| Supplied entries |
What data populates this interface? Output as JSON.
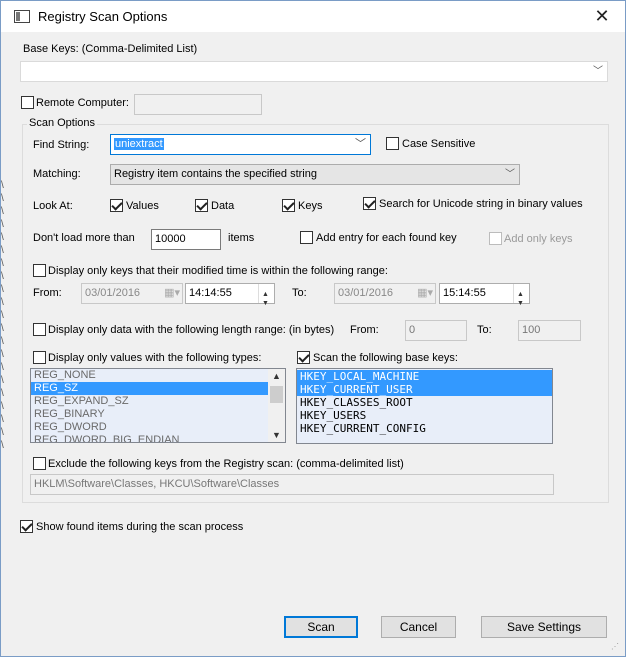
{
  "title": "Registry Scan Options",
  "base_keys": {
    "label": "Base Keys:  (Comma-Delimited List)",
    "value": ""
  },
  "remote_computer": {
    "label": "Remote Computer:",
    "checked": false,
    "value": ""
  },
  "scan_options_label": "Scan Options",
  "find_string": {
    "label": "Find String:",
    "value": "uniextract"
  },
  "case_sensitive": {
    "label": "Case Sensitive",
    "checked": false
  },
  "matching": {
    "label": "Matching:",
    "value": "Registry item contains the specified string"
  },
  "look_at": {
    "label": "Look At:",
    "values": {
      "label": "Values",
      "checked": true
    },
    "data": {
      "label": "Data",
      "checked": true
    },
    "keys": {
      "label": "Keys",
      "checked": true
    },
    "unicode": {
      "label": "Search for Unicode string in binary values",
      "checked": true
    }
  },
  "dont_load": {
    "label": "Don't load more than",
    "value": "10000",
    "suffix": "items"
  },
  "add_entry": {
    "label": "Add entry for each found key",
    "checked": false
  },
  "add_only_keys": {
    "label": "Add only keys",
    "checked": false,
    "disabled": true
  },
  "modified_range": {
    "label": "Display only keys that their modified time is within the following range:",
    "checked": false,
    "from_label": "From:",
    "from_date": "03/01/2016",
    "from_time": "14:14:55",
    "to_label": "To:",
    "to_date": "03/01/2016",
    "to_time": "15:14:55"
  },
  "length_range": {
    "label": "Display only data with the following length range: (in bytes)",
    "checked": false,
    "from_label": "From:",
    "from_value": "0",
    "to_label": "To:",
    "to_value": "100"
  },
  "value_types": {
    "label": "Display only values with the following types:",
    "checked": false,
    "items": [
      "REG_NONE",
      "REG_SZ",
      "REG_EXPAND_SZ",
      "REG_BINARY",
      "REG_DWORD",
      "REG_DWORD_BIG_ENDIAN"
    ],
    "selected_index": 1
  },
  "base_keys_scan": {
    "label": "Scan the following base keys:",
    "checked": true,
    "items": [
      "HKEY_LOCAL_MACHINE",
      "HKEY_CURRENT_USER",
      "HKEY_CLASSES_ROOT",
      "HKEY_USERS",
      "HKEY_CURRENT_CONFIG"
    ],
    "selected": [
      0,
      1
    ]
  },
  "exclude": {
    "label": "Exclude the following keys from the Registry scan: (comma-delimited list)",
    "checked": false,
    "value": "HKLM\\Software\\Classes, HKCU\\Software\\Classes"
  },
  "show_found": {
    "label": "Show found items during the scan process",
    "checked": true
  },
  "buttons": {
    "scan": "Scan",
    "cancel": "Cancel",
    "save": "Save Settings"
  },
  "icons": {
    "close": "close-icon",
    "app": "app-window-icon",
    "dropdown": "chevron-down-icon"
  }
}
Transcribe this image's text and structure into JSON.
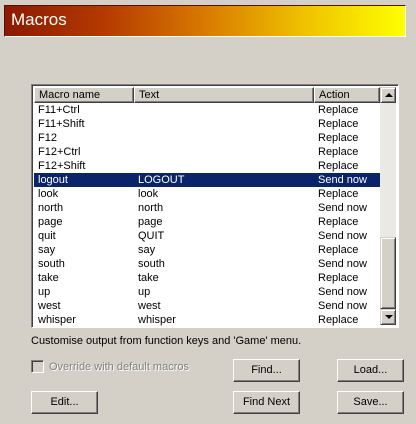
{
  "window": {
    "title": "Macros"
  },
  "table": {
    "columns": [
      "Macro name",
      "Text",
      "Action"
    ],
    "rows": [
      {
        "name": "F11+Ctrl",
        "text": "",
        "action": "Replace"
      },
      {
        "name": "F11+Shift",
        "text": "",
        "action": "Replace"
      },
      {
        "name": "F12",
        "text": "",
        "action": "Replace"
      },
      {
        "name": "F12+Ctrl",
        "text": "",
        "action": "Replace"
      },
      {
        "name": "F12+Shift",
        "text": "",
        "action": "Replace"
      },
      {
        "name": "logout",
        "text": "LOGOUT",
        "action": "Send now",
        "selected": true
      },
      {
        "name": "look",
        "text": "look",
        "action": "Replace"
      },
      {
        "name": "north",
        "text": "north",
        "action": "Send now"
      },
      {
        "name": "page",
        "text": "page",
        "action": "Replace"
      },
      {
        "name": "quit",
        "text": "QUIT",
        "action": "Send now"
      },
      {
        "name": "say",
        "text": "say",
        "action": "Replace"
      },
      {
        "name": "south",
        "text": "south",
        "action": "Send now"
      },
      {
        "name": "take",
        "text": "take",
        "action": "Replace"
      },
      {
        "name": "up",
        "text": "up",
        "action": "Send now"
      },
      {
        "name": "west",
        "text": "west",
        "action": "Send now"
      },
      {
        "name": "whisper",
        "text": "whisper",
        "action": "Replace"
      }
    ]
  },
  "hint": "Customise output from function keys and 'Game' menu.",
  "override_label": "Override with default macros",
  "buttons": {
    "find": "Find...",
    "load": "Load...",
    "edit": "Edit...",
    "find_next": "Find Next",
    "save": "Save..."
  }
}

* * *

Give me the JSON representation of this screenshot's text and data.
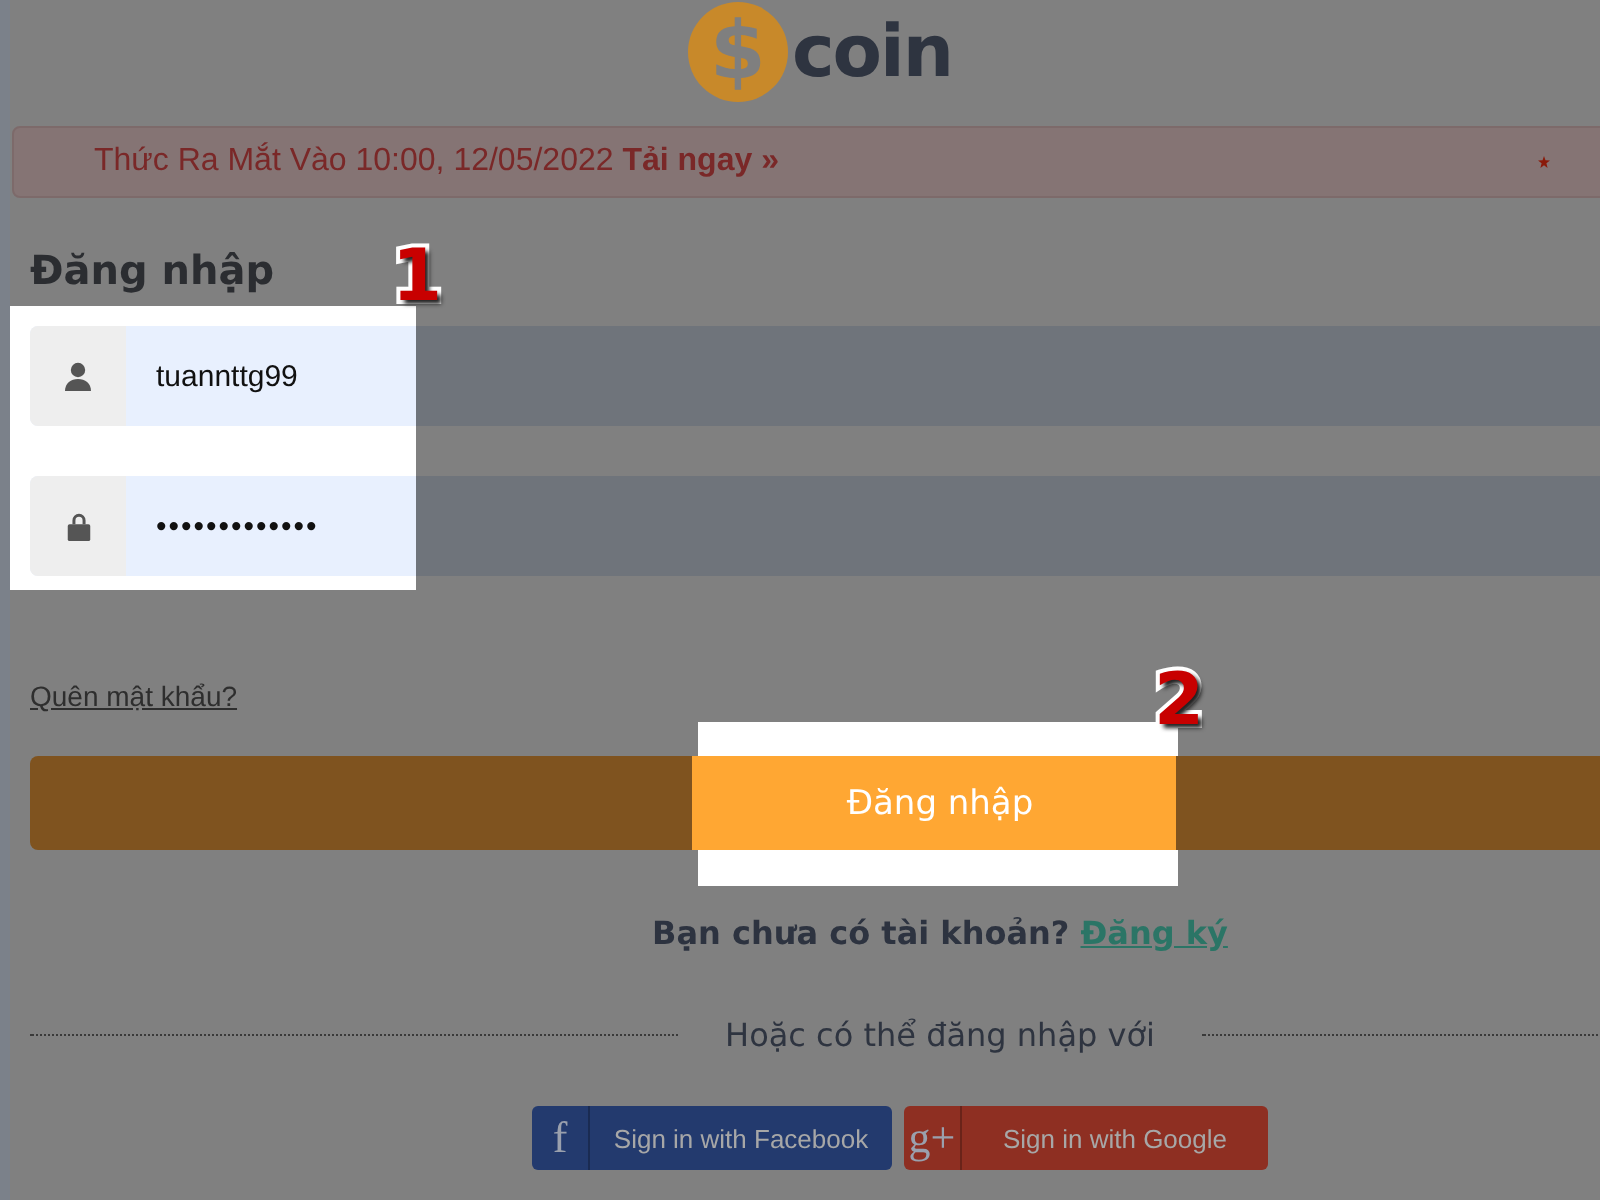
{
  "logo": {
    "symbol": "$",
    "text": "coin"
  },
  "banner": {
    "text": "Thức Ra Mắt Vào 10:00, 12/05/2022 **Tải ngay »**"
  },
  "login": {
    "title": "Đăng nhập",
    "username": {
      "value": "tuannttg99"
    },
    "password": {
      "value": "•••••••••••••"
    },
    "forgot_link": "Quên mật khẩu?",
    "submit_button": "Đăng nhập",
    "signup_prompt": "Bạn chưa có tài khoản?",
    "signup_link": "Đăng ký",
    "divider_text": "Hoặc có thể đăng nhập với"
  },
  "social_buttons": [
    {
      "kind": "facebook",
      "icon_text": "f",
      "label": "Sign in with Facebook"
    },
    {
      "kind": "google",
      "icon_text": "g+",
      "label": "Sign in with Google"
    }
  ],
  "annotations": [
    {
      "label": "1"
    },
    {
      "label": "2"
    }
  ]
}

---

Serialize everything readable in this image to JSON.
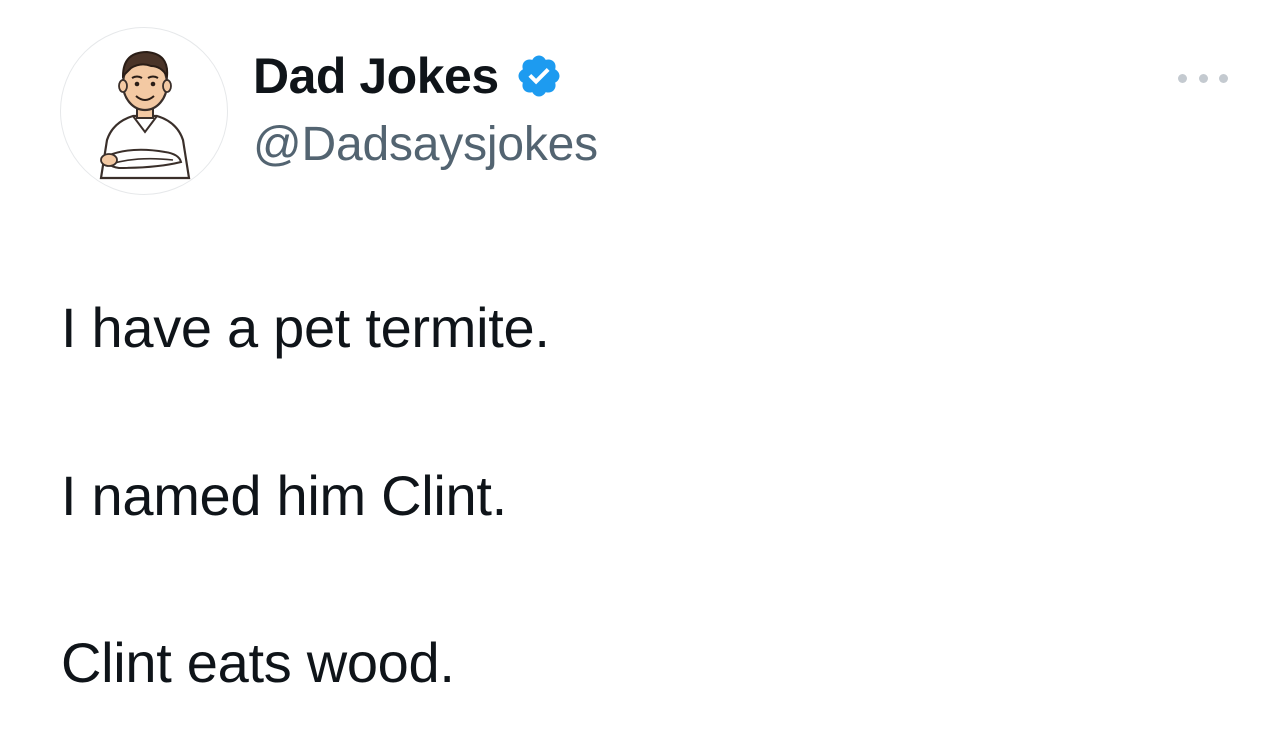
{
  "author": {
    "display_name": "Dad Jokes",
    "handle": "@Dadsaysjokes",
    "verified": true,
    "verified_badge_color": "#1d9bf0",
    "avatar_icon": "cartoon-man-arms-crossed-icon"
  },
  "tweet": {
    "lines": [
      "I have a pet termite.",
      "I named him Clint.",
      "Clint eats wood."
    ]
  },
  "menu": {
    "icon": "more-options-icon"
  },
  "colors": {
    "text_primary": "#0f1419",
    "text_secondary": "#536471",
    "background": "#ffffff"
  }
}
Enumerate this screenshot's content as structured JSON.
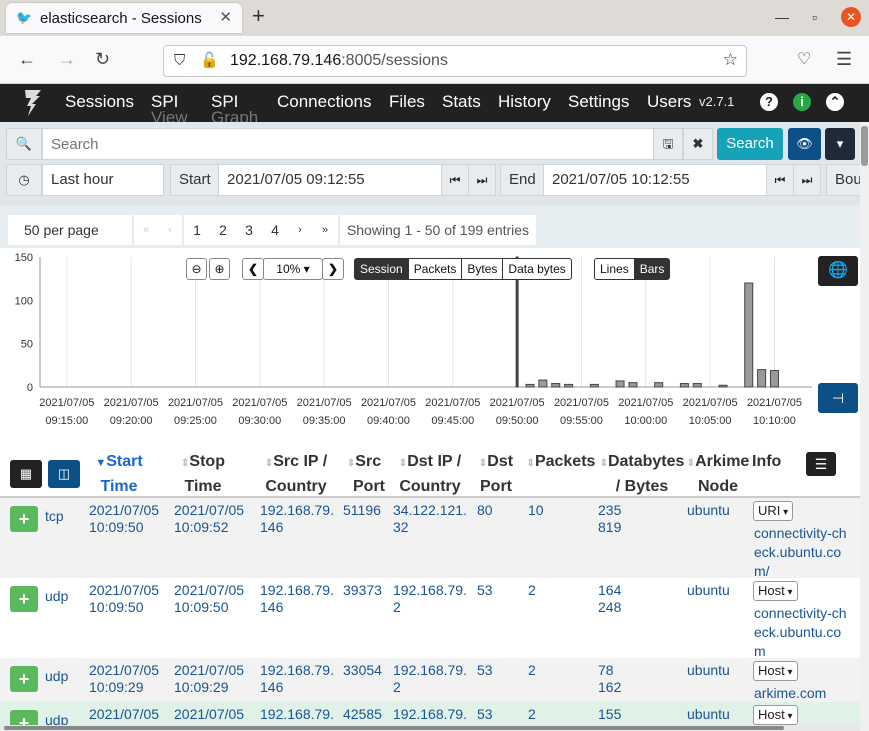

| Written problem |
Copy only the lines above from the one containing "Serialize everything readable" through the one containing "Enumerate this screenshot's", both included. Leave out the pictures.

| Finished answer |
Serialize everything readable in this image to JSON.
{
  "author": {
    "display_name": "Dad Jokes",
    "handle": "@Dadsaysjokes",
    "verified": true,
    "verified_badge_color": "#1d9bf0",
    "avatar_icon": "cartoon-man-arms-crossed-icon"
  },
  "tweet": {
    "lines": [
      "I have a pet termite.",
      "I named him Clint.",
      "Clint eats wood."
    ]
  },
  "menu": {
    "icon": "more-options-icon"
  },
  "colors": {
    "text_primary": "#0f1419",
    "text_secondary": "#536471",
    "background": "#ffffff"
  }
}
Enumerate this screenshot's content as structured JSON.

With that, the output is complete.